Hoffnungslos verloren

Der Kampf gegen den Klimawandel ist eine der drängendsten Menschheitsaufgaben unserer Zeit. Wenn wir nicht alles in unserer Macht stehende tun, dann werden wir sehr bald in jeden Sommer Bilder wie aus dem Ahrtal zu sehen bekommen. Weite Teile des Planeten werden unbewohnbar werden, weil der menschengemachte Klimawandel den Lebensraum Erde zerstört hat.

Als Fridays for Future gegründet wurde, da hatte die Bewegung den klaren Anspruch, diesem Problem entschlossen entgegenzutreten. Die Älteren waren neidvoll beeindruckt vom Engagement und dem politischen Gestaltungswillen der jungen Generation. Aktionen wie der Boykott von Dreadlocks bringt die Klimabewegung aber zunehmend in Verruf. Es schadet dem Kampf gegen den Klimawandel, wenn sich ein paar verzogene Gören zu Fürsprechern der Kulturen aufschwingen und die Demonstrationen doch nur als Podium zur Selbstdarstellung nutzen.

GESPEICHERTE DATEN ->

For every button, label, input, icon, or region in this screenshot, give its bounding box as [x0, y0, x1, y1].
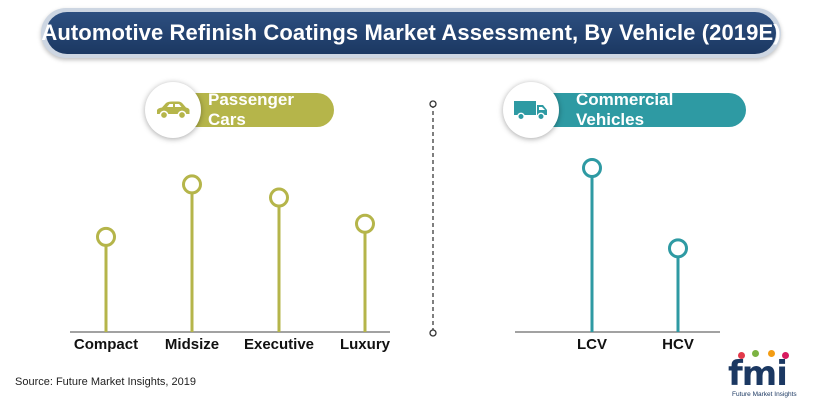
- passenger-tick-label-midsize: Midsize: [165, 336, 219, 353]
- commercial-icon-badge: [503, 82, 559, 138]
- commercial-point-hcv: [668, 238, 688, 259]
- passenger-point-luxury: [355, 213, 375, 234]
- truck-icon: [514, 101, 547, 121]
- logo-dot-red: [738, 352, 745, 359]
- commercial-vehicles-label-pill: Commercial Vehicles: [528, 90, 746, 129]
- commercial-tick-label-lcv: LCV: [577, 336, 607, 353]
- passenger-tick-label-compact: Compact: [74, 336, 138, 353]
- passenger-point-compact: [96, 226, 116, 247]
- title-banner: Automotive Refinish Coatings Market Asse…: [41, 12, 781, 54]
- passenger-tick-label-executive: Executive: [244, 336, 314, 353]
- commercial-tick-label-hcv: HCV: [662, 336, 694, 353]
- logo-dot-green: [752, 350, 759, 357]
- divider-top-cap: [429, 100, 437, 108]
- passenger-point-executive: [269, 187, 289, 208]
- logo-dot-orange: [768, 350, 775, 357]
- commercial-vehicles-title: Commercial Vehicles: [576, 90, 674, 129]
- logo-wordmark: fmi: [728, 354, 788, 394]
- divider-bottom-cap: [429, 329, 437, 337]
- chart-title: Automotive Refinish Coatings Market Asse…: [41, 20, 781, 45]
- source-note: Source: Future Market Insights, 2019: [15, 376, 196, 388]
- commercial-point-lcv: [582, 158, 602, 178]
- passenger-icon-badge: [145, 82, 201, 138]
- car-icon: [157, 101, 190, 120]
- logo-dot-pink: [782, 352, 789, 359]
- passenger-tick-label-luxury: Luxury: [340, 336, 391, 353]
- logo-subtitle: Future Market Insights: [732, 391, 797, 398]
- passenger-cars-title: Passenger Cars: [208, 90, 294, 129]
- fmi-logo: fmi Future Market Insights: [728, 348, 810, 398]
- passenger-point-midsize: [182, 174, 202, 195]
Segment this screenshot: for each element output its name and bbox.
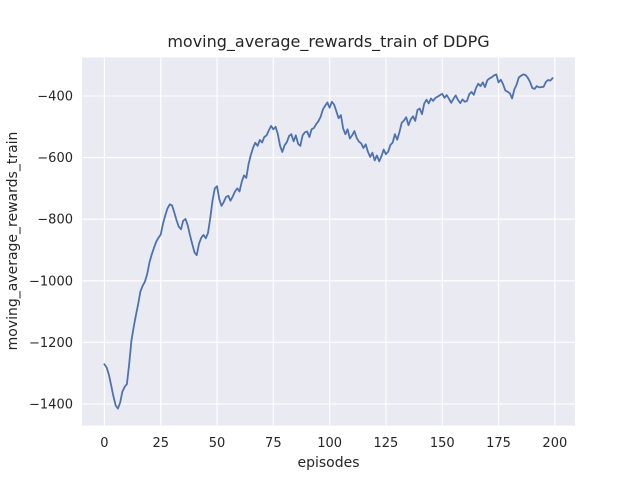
x-tick-label: 50 [209,436,226,451]
x-tick-label: 125 [374,436,399,451]
x-tick-label: 200 [542,436,567,451]
y-tick-label: −600 [37,151,73,166]
y-tick-label: −800 [37,213,73,228]
x-axis-label: episodes [297,455,359,471]
y-tick-label: −1000 [29,274,73,289]
y-tick-label: −400 [37,89,73,104]
plot-area [82,57,575,426]
chart-title: moving_average_rewards_train of DDPG [167,32,489,52]
x-tick-label: 25 [152,436,169,451]
y-tick-labels: −400 −600 −800 −1000 −1200 −1400 [29,89,73,412]
x-tick-label: 75 [265,436,282,451]
x-tick-label: 150 [430,436,455,451]
x-tick-label: 0 [100,436,108,451]
x-tick-labels: 0 25 50 75 100 125 150 175 200 [100,436,567,451]
y-tick-label: −1200 [29,336,73,351]
y-axis-label: moving_average_rewards_train [5,132,21,351]
x-tick-label: 100 [317,436,342,451]
series-line-moving-average [103,73,554,410]
x-tick-label: 175 [486,436,511,451]
y-tick-label: −1400 [29,397,73,412]
gridlines [82,57,575,426]
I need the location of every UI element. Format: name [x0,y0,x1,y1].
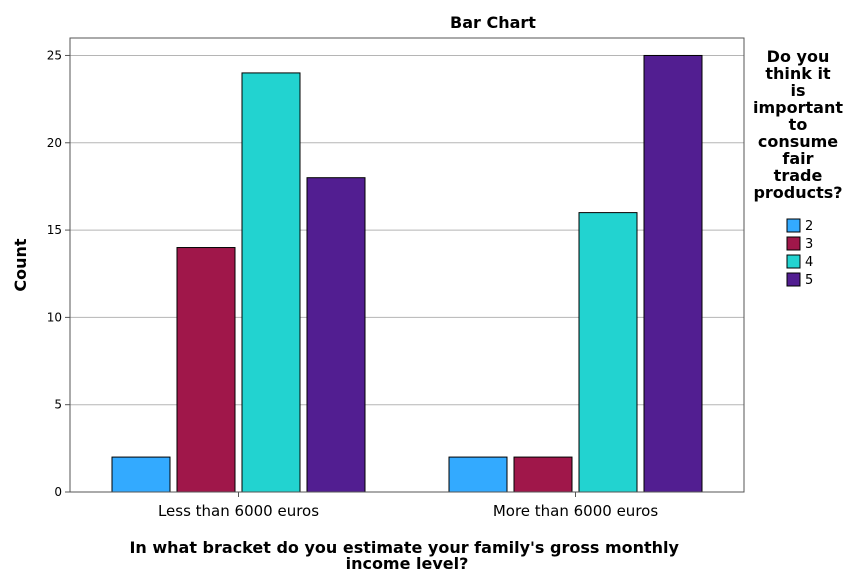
y-axis-title: Count [11,238,30,292]
legend-title-text: Do you think it is important to consume fair tr… [753,47,843,202]
legend-swatch-4 [786,254,801,269]
legend-swatch-2 [786,218,801,233]
legend-label-2: 2 [805,219,813,234]
chart-title: Bar Chart [450,13,536,32]
legend-title-line: think it [765,64,831,83]
y-tick-label: 5 [54,398,62,412]
bar-5-1 [643,54,703,493]
legend-title-line: is [790,81,805,100]
bars [111,54,703,493]
x-axis-categories: Less than 6000 euros More than 6000 euros [158,492,658,520]
legend-label-3: 3 [805,237,813,252]
x-tick-label: More than 6000 euros [493,502,659,520]
y-axis-ticks: 0 5 10 15 20 25 [47,48,70,499]
x-tick-label: Less than 6000 euros [158,502,319,520]
y-tick-label: 25 [47,48,62,62]
bar-4-1 [578,212,638,493]
x-axis-title-line-1: In what bracket do you estimate your fam… [129,538,679,557]
plot-area-frame [69,37,745,493]
y-tick-label: 20 [47,136,62,150]
bar-2-0 [111,456,171,493]
legend-title-line: important [753,98,843,117]
legend-label-5: 5 [805,273,813,288]
legend-title-line: Do you [767,47,830,66]
x-axis-title-line-2: income level? [346,554,469,573]
legend-swatch-5 [786,272,801,287]
legend-title-line: trade [774,166,823,185]
y-tick-label: 10 [47,310,62,324]
legend-label-4: 4 [805,255,813,270]
legend-title-line: fair [782,149,813,168]
legend-swatch-3 [786,236,801,251]
y-tick-label: 15 [47,223,62,237]
bar-5-0 [306,177,366,493]
legend-title-line: consume [758,132,838,151]
legend-title-line: to [789,115,808,134]
x-axis-title: In what bracket do you estimate your fam… [129,538,684,573]
legend-title: Do you think it is important to consume fair tr… [753,47,843,202]
bar-3-1 [513,456,573,493]
bar-4-0 [241,72,301,493]
y-tick-label: 0 [54,485,62,499]
bar-2-1 [448,456,508,493]
legend-title-line: products? [753,183,842,202]
bar-3-0 [176,247,236,493]
gridlines [70,54,744,406]
legend: 2 3 4 5 [786,218,813,288]
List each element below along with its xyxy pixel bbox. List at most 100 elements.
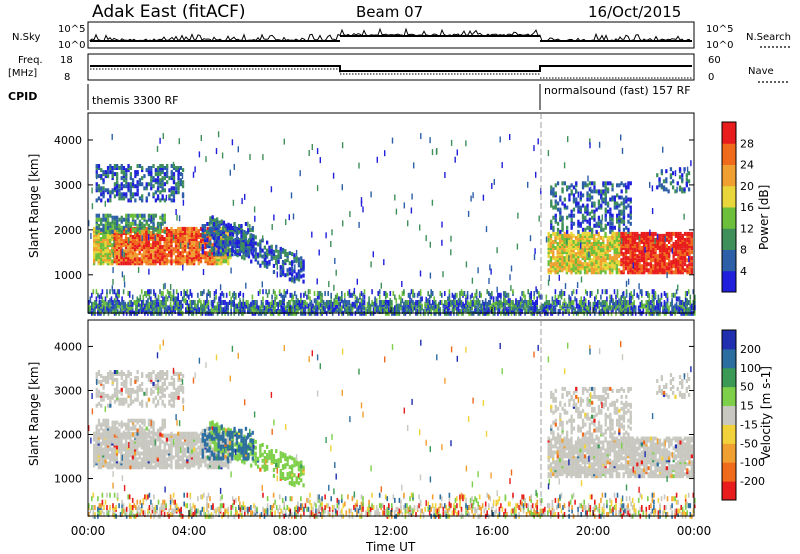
echo-cell (279, 250, 282, 255)
echo-cell (466, 294, 469, 300)
echo-cell (690, 237, 693, 242)
echo-cell (400, 305, 402, 311)
echo-cell (394, 294, 396, 300)
echo-cell (161, 257, 164, 262)
echo-cell (145, 219, 148, 224)
echo-cell (658, 262, 662, 267)
echo-cell (127, 305, 129, 311)
echo-cell (191, 292, 193, 298)
echo-cell (302, 259, 305, 264)
echo-cell (161, 217, 164, 222)
echo-cell (118, 196, 121, 201)
echo-cell (676, 181, 679, 186)
echo-cell (297, 261, 301, 266)
echo-cell (484, 307, 487, 313)
echo-cell (657, 294, 660, 300)
echo-cell (138, 237, 141, 241)
echo-cell (118, 289, 120, 295)
echo-cell (627, 244, 630, 248)
echo-cell (629, 258, 632, 263)
echo-cell (547, 268, 550, 273)
echo-cell (630, 305, 632, 311)
echo-cell (122, 217, 126, 222)
echo-cell (325, 303, 328, 309)
echo-cell (620, 211, 623, 216)
echo-cell (280, 309, 282, 314)
echo-cell (625, 205, 628, 210)
echo-cell (174, 229, 178, 233)
echo-cell (250, 245, 253, 250)
echo-cell (615, 300, 617, 305)
echo-cell (286, 252, 289, 256)
echo-cell (292, 307, 295, 313)
echo-cell (97, 247, 100, 252)
echo-cell (109, 221, 112, 226)
echo-cell (356, 307, 358, 313)
echo-cell (665, 169, 668, 174)
echo-cell (238, 292, 240, 298)
echo-cell (116, 215, 119, 220)
echo-cell (418, 309, 420, 314)
echo-cell (629, 240, 632, 244)
echo-cell (195, 309, 198, 314)
echo-cell (551, 307, 554, 313)
echo-cell (581, 240, 584, 244)
echo-cell (622, 231, 625, 236)
echo-cell (593, 266, 596, 271)
echo-cell (204, 300, 207, 305)
echo-cell (174, 255, 178, 260)
echo-cell (251, 234, 254, 239)
echo-cell (565, 262, 568, 267)
echo-cell (439, 291, 442, 296)
echo-cell (649, 258, 653, 263)
echo-cell (151, 300, 154, 305)
echo-cell (654, 248, 657, 253)
echo-cell (516, 300, 519, 305)
echo-cell (193, 226, 196, 231)
echo-cell (99, 257, 103, 262)
echo-cell (120, 182, 123, 187)
echo-cell (101, 303, 104, 309)
echo-cell (590, 270, 593, 275)
echo-cell (590, 242, 593, 246)
echo-cell (106, 301, 108, 307)
echo-cell (553, 300, 555, 305)
echo-cell (166, 289, 169, 295)
echo-cell (316, 300, 319, 305)
echo-cell (613, 254, 616, 259)
echo-cell (579, 240, 582, 244)
echo-cell (124, 249, 128, 254)
echo-cell (256, 260, 260, 265)
echo-cell (112, 309, 114, 314)
echo-cell (207, 305, 210, 311)
echo-cell (199, 259, 203, 264)
echo-cell (242, 301, 245, 307)
echo-cell (147, 170, 151, 175)
echo-cell (215, 305, 217, 311)
echo-cell (256, 303, 258, 309)
echo-cell (643, 256, 646, 261)
echo-cell (244, 222, 248, 226)
echo-cell (193, 231, 196, 235)
echo-cell (450, 300, 452, 305)
echo-cell (141, 221, 144, 226)
echo-cell (170, 164, 173, 168)
echo-cell (593, 185, 596, 190)
echo-cell (206, 298, 208, 304)
echo-cell (663, 240, 666, 244)
echo-cell (415, 300, 417, 305)
echo-cell (616, 217, 619, 222)
echo-cell (628, 305, 631, 311)
echo-cell (95, 296, 98, 302)
echo-cell (106, 257, 109, 262)
echo-cell (239, 303, 242, 309)
echo-cell (488, 300, 490, 305)
echo-cell (640, 264, 643, 269)
echo-cell (102, 170, 105, 175)
cpid-segment-2: normalsound (fast) 157 RF (544, 84, 691, 97)
echo-cell (324, 301, 326, 307)
echo-cell (550, 189, 553, 194)
echo-cell (109, 307, 111, 313)
echo-cell (248, 303, 251, 309)
echo-cell (665, 237, 668, 242)
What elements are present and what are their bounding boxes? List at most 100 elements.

AUFGABE 1 -> Führen Sie bitte sämtliche Sätze des zweiten Absatzes aus dem Artikel über Fridays for Future einzeln auf.
AUFGABE 2 -> Geben Sie aus den Datensätzen alles von der Zeile mit „x-tick-label: 50 [209,436,226,451]“ bis hinunter zur Zeile mit „x-tick-label: 0 [100,436,108,451]“ unverändert aus, beide Zeilen eingeschlossen.

LÖSUNG 1 ->
1. Als Fridays for Future gegründet wurde, da hatte die Bewegung den klaren Anspruch, diesem Problem entschlossen entgegenzutreten.
2. Die Älteren waren neidvoll beeindruckt vom Engagement und dem politischen Gestaltungswillen der jungen Generation.
3. Aktionen wie der Boykott von Dreadlocks bringt die Klimabewegung aber zunehmend in Verruf.
4. Es schadet dem Kampf gegen den Klimawandel, wenn sich ein paar verzogene Gören zu Fürsprechern der Kulturen aufschwingen und die Demonstrationen doch nur als Podium zur Selbstdarstellung nutzen.

LÖSUNG 2 ->
x-tick-label: 50 [209,436,226,451]
x-tick-label: 125 [374,436,399,451]
x-tick-label: 200 [542,436,567,451]
y-tick-label: −600 [37,151,73,166]
y-tick-label: −800 [37,213,73,228]
x-axis-label: episodes [297,455,359,471]
y-tick-label: −1000 [29,274,73,289]
y-tick-label: −400 [37,89,73,104]
plot-area [82,57,575,426]
chart-title: moving_average_rewards_train of DDPG [167,32,489,52]
x-tick-label: 25 [152,436,169,451]
y-tick-labels: −400 −600 −800 −1000 −1200 −1400 [29,89,73,412]
x-tick-label: 75 [265,436,282,451]
x-tick-label: 150 [430,436,455,451]
x-tick-label: 0 [100,436,108,451]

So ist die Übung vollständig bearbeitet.